Written exercise: The listing below should be written out exactly; please include all of it.

--- --- ---

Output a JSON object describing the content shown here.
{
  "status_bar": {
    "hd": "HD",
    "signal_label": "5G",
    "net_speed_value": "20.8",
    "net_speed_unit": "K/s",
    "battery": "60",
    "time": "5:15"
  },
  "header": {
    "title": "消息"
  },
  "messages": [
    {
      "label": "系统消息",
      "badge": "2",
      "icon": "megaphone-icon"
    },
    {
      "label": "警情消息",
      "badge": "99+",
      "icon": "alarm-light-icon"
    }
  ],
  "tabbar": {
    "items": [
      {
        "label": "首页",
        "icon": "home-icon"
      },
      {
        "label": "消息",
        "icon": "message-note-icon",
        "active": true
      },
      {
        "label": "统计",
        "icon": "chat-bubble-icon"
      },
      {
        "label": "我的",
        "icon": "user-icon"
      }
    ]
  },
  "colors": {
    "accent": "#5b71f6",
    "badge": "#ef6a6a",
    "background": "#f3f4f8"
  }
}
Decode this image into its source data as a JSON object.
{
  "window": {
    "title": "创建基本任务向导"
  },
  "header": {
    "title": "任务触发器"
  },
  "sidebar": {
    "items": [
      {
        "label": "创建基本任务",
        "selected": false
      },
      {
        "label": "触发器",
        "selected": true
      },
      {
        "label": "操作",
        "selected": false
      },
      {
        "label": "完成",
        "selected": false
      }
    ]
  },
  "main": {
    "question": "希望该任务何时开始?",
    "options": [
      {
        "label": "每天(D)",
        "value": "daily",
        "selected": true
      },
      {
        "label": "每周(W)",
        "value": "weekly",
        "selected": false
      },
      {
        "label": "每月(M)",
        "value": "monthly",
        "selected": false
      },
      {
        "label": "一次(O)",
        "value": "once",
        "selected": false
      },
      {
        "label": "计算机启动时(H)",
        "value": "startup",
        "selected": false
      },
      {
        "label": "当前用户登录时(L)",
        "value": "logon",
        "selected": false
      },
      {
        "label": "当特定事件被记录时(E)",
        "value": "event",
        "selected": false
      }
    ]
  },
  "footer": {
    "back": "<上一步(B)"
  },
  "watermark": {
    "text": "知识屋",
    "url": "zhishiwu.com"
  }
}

--- --- ---

Solution to the exercise:
Output a JSON object describing the content shown here.
{
  "status_bar": {
    "hd": "HD",
    "signal_label": "5G",
    "net_speed_value": "20.8",
    "net_speed_unit": "K/s",
    "battery": "60",
    "time": "5:15"
  },
  "header": {
    "title": "消息"
  },
  "messages": [
    {
      "label": "系统消息",
      "badge": "2",
      "icon": "megaphone-icon"
    },
    {
      "label": "警情消息",
      "badge": "99+",
      "icon": "alarm-light-icon"
    }
  ],
  "tabbar": {
    "items": [
      {
        "label": "首页",
        "icon": "home-icon"
      },
      {
        "label": "消息",
        "icon": "message-note-icon",
        "active": true
      },
      {
        "label": "统计",
        "icon": "chat-bubble-icon"
      },
      {
        "label": "我的",
        "icon": "user-icon"
      }
    ]
  },
  "colors": {
    "accent": "#5b71f6",
    "badge": "#ef6a6a",
    "background": "#f3f4f8"
  }
}
Decode this image into its source data as a JSON object.
{
  "window": {
    "title": "创建基本任务向导"
  },
  "header": {
    "title": "任务触发器"
  },
  "sidebar": {
    "items": [
      {
        "label": "创建基本任务",
        "selected": false
      },
      {
        "label": "触发器",
        "selected": true
      },
      {
        "label": "操作",
        "selected": false
      },
      {
        "label": "完成",
        "selected": false
      }
    ]
  },
  "main": {
    "question": "希望该任务何时开始?",
    "options": [
      {
        "label": "每天(D)",
        "value": "daily",
        "selected": true
      },
      {
        "label": "每周(W)",
        "value": "weekly",
        "selected": false
      },
      {
        "label": "每月(M)",
        "value": "monthly",
        "selected": false
      },
      {
        "label": "一次(O)",
        "value": "once",
        "selected": false
      },
      {
        "label": "计算机启动时(H)",
        "value": "startup",
        "selected": false
      },
      {
        "label": "当前用户登录时(L)",
        "value": "logon",
        "selected": false
      },
      {
        "label": "当特定事件被记录时(E)",
        "value": "event",
        "selected": false
      }
    ]
  },
  "footer": {
    "back": "<上一步(B)"
  },
  "watermark": {
    "text": "知识屋",
    "url": "zhishiwu.com"
  }
}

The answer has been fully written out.